- [What you will do]:
Extract the full set of records that follows, word for word.

===== Available data =====

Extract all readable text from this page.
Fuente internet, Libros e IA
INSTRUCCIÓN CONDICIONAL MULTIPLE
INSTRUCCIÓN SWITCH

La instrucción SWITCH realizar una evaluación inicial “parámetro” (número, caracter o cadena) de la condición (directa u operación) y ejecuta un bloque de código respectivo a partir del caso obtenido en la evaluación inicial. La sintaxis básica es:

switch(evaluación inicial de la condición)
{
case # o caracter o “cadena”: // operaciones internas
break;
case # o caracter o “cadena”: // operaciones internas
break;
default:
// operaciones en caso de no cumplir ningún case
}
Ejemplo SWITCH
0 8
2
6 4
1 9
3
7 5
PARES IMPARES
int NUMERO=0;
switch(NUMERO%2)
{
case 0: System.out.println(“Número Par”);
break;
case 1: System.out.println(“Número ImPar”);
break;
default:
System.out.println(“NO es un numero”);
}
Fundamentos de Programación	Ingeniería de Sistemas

=====

- [Response]:
Extract all readable text from this page.
Fuente internet, Libros e IA
INSTRUCCIÓN CONDICIONAL MULTIPLE
INSTRUCCIÓN SWITCH

La instrucción SWITCH realizar una evaluación inicial “parámetro” (número, caracter o cadena) de la condición (directa u operación) y ejecuta un bloque de código respectivo a partir del caso obtenido en la evaluación inicial. La sintaxis básica es:

switch(evaluación inicial de la condición)
{
case # o caracter o “cadena”: // operaciones internas
break;
case # o caracter o “cadena”: // operaciones internas
break;
default:
// operaciones en caso de no cumplir ningún case
}
Ejemplo SWITCH
0 8
2
6 4
1 9
3
7 5
PARES IMPARES
int NUMERO=0;
switch(NUMERO%2)
{
case 0: System.out.println(“Número Par”);
break;
case 1: System.out.println(“Número ImPar”);
break;
default:
System.out.println(“NO es un numero”);
}
Fundamentos de Programación	Ingeniería de Sistemas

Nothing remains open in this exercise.